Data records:
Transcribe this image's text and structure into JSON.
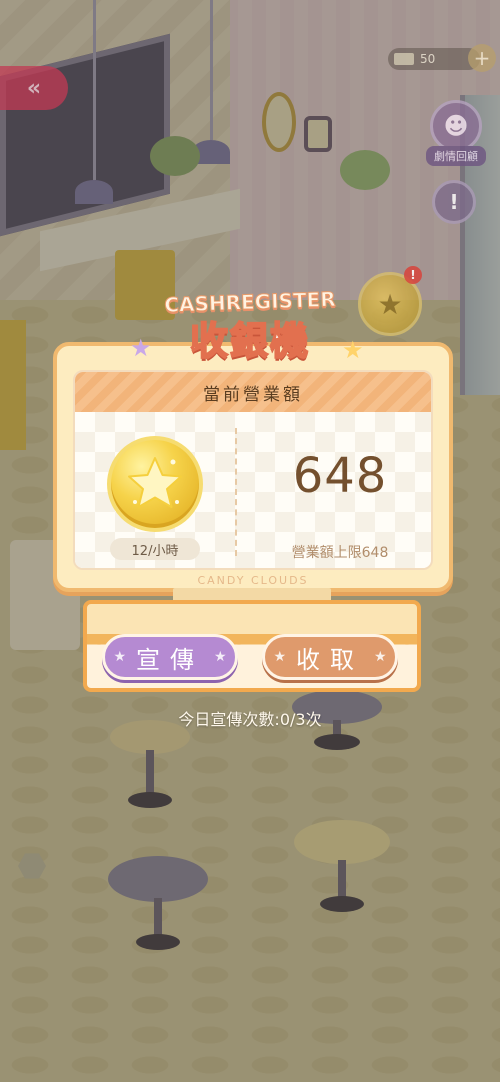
{
  "hud": {
    "back_glyph": "«",
    "tickets": "50",
    "plus_glyph": "+",
    "story_label": "劇情回顧",
    "notice_glyph": "!",
    "alert_glyph": "!"
  },
  "cash_register": {
    "title_en": "CASHREGISTER",
    "title_zh": "收銀機",
    "header": "當前營業額",
    "rate": "12/小時",
    "amount": "648",
    "limit": "營業額上限648",
    "brand": "CANDY CLOUDS",
    "promote_label": "宣傳",
    "collect_label": "收取",
    "promo_count": "今日宣傳次數:0/3次"
  },
  "colors": {
    "promote": "#b58ad2",
    "collect": "#df9a6c",
    "panel": "#fdecc0",
    "amount_text": "#74502e"
  }
}
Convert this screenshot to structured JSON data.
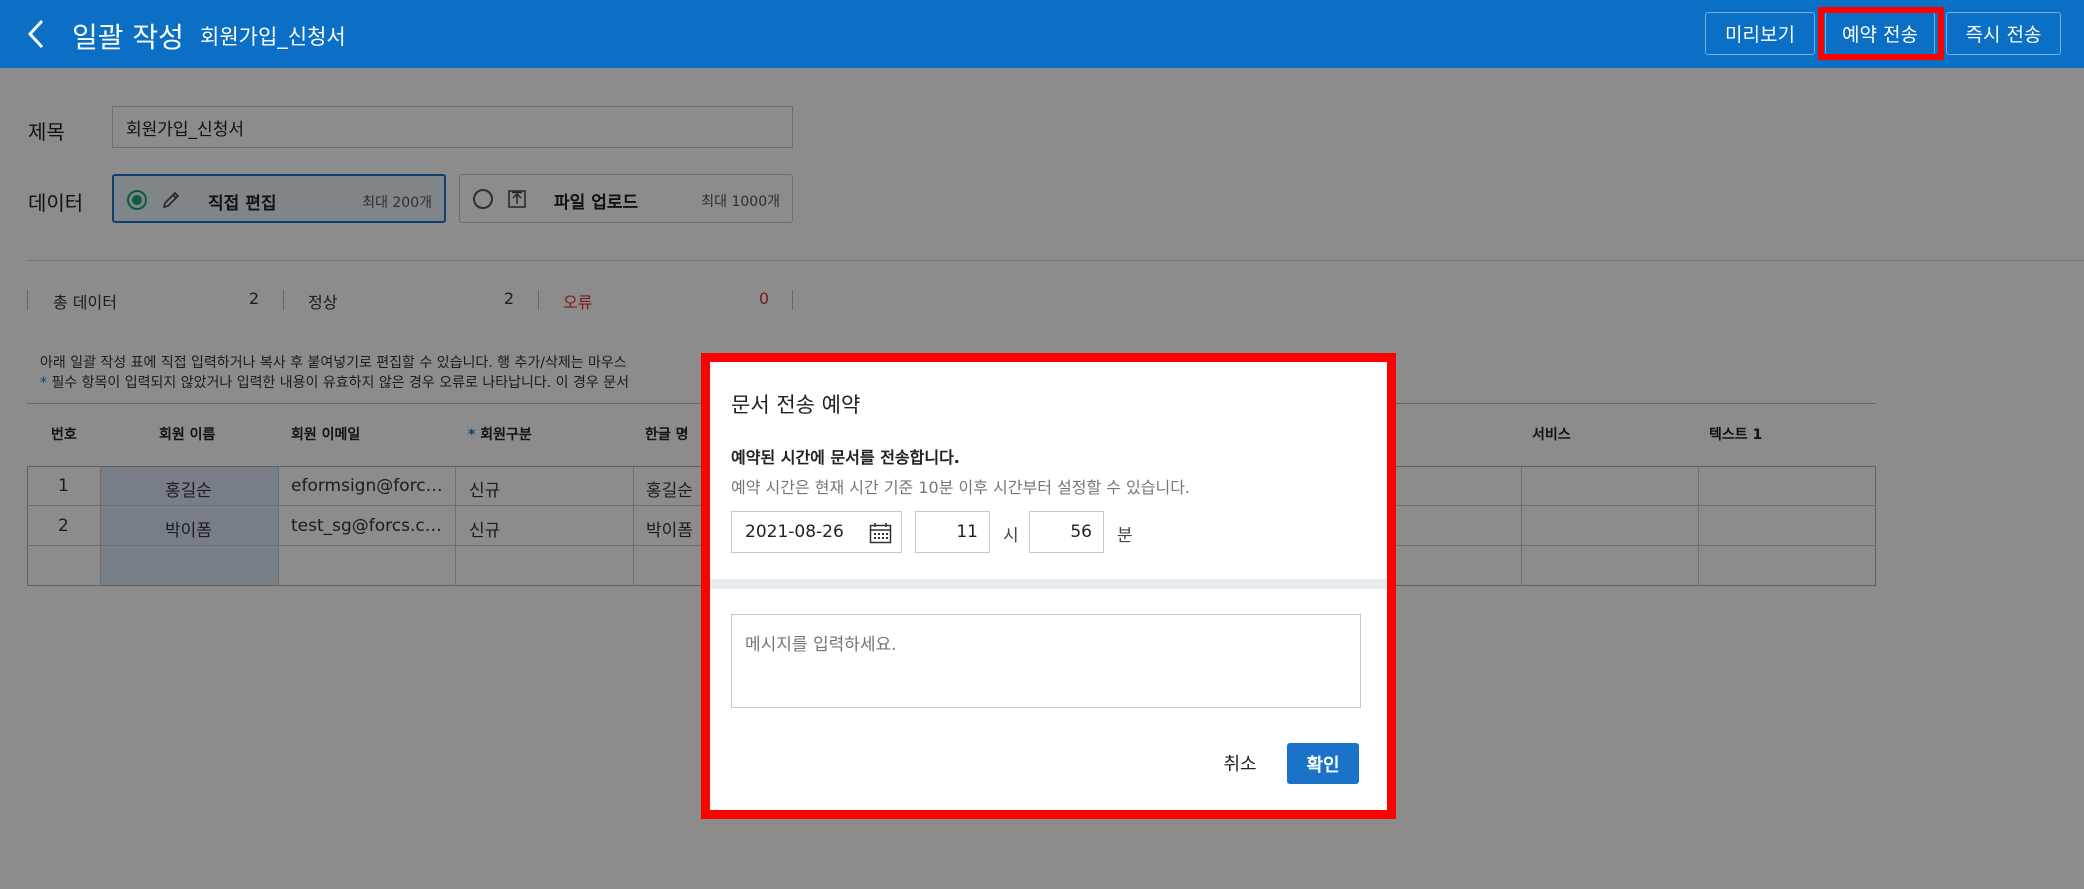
{
  "header": {
    "title": "일괄 작성",
    "subtitle": "회원가입_신청서",
    "preview_label": "미리보기",
    "reserve_label": "예약 전송",
    "instant_label": "즉시 전송"
  },
  "form": {
    "title_label": "제목",
    "title_value": "회원가입_신청서",
    "data_label": "데이터",
    "options": [
      {
        "label": "직접 편집",
        "limit": "최대 200개",
        "selected": true
      },
      {
        "label": "파일 업로드",
        "limit": "최대 1000개",
        "selected": false
      }
    ]
  },
  "stats": {
    "total_label": "총 데이터",
    "total_value": "2",
    "normal_label": "정상",
    "normal_value": "2",
    "error_label": "오류",
    "error_value": "0"
  },
  "notes": {
    "line1": "아래 일괄 작성 표에 직접 입력하거나 복사 후 붙여넣기로 편집할 수 있습니다. 행 추가/삭제는 마우스",
    "line2_star": "*",
    "line2": " 필수 항목이 입력되지 않았거나 입력한 내용이 유효하지 않은 경우 오류로 나타납니다. 이 경우 문서"
  },
  "table": {
    "headers": [
      "번호",
      "회원 이름",
      "회원 이메일",
      "회원구분",
      "한글 명",
      "서비스",
      "텍스트 1"
    ],
    "required_marker": "*",
    "rows": [
      [
        "1",
        "홍길순",
        "eformsign@forc…",
        "신규",
        "홍길순"
      ],
      [
        "2",
        "박이폼",
        "test_sg@forcs.c…",
        "신규",
        "박이폼"
      ]
    ]
  },
  "modal": {
    "title": "문서 전송 예약",
    "description": "예약된 시간에 문서를 전송합니다.",
    "sub_description": "예약 시간은 현재 시간 기준 10분 이후 시간부터 설정할 수 있습니다.",
    "date": "2021-08-26",
    "hour": "11",
    "hour_unit": "시",
    "minute": "56",
    "minute_unit": "분",
    "message_placeholder": "메시지를 입력하세요.",
    "cancel_label": "취소",
    "confirm_label": "확인"
  },
  "colors": {
    "header_bg": "#0b6fc6",
    "primary": "#1a73c8",
    "highlight": "#ff0000",
    "error": "#dd3333",
    "radio_selected": "#1aa37a"
  },
  "icons": [
    "chevron-left-icon",
    "pencil-icon",
    "upload-icon",
    "calendar-icon"
  ]
}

- [WHAT IS BEING ASKED]: All of the material above is to be copied exactly, except for its images.

- [OUTPUT]:
Transcribe this image's text and structure into JSON.
{
  "hud": {
    "back_glyph": "«",
    "tickets": "50",
    "plus_glyph": "+",
    "story_label": "劇情回顧",
    "notice_glyph": "!",
    "alert_glyph": "!"
  },
  "cash_register": {
    "title_en": "CASHREGISTER",
    "title_zh": "收銀機",
    "header": "當前營業額",
    "rate": "12/小時",
    "amount": "648",
    "limit": "營業額上限648",
    "brand": "CANDY CLOUDS",
    "promote_label": "宣傳",
    "collect_label": "收取",
    "promo_count": "今日宣傳次數:0/3次"
  },
  "colors": {
    "promote": "#b58ad2",
    "collect": "#df9a6c",
    "panel": "#fdecc0",
    "amount_text": "#74502e"
  }
}
Convert this screenshot to structured JSON data.
{
  "header": {
    "title": "일괄 작성",
    "subtitle": "회원가입_신청서",
    "preview_label": "미리보기",
    "reserve_label": "예약 전송",
    "instant_label": "즉시 전송"
  },
  "form": {
    "title_label": "제목",
    "title_value": "회원가입_신청서",
    "data_label": "데이터",
    "options": [
      {
        "label": "직접 편집",
        "limit": "최대 200개",
        "selected": true
      },
      {
        "label": "파일 업로드",
        "limit": "최대 1000개",
        "selected": false
      }
    ]
  },
  "stats": {
    "total_label": "총 데이터",
    "total_value": "2",
    "normal_label": "정상",
    "normal_value": "2",
    "error_label": "오류",
    "error_value": "0"
  },
  "notes": {
    "line1": "아래 일괄 작성 표에 직접 입력하거나 복사 후 붙여넣기로 편집할 수 있습니다. 행 추가/삭제는 마우스",
    "line2_star": "*",
    "line2": " 필수 항목이 입력되지 않았거나 입력한 내용이 유효하지 않은 경우 오류로 나타납니다. 이 경우 문서"
  },
  "table": {
    "headers": [
      "번호",
      "회원 이름",
      "회원 이메일",
      "회원구분",
      "한글 명",
      "서비스",
      "텍스트 1"
    ],
    "required_marker": "*",
    "rows": [
      [
        "1",
        "홍길순",
        "eformsign@forc…",
        "신규",
        "홍길순"
      ],
      [
        "2",
        "박이폼",
        "test_sg@forcs.c…",
        "신규",
        "박이폼"
      ]
    ]
  },
  "modal": {
    "title": "문서 전송 예약",
    "description": "예약된 시간에 문서를 전송합니다.",
    "sub_description": "예약 시간은 현재 시간 기준 10분 이후 시간부터 설정할 수 있습니다.",
    "date": "2021-08-26",
    "hour": "11",
    "hour_unit": "시",
    "minute": "56",
    "minute_unit": "분",
    "message_placeholder": "메시지를 입력하세요.",
    "cancel_label": "취소",
    "confirm_label": "확인"
  },
  "colors": {
    "header_bg": "#0b6fc6",
    "primary": "#1a73c8",
    "highlight": "#ff0000",
    "error": "#dd3333",
    "radio_selected": "#1aa37a"
  },
  "icons": [
    "chevron-left-icon",
    "pencil-icon",
    "upload-icon",
    "calendar-icon"
  ]
}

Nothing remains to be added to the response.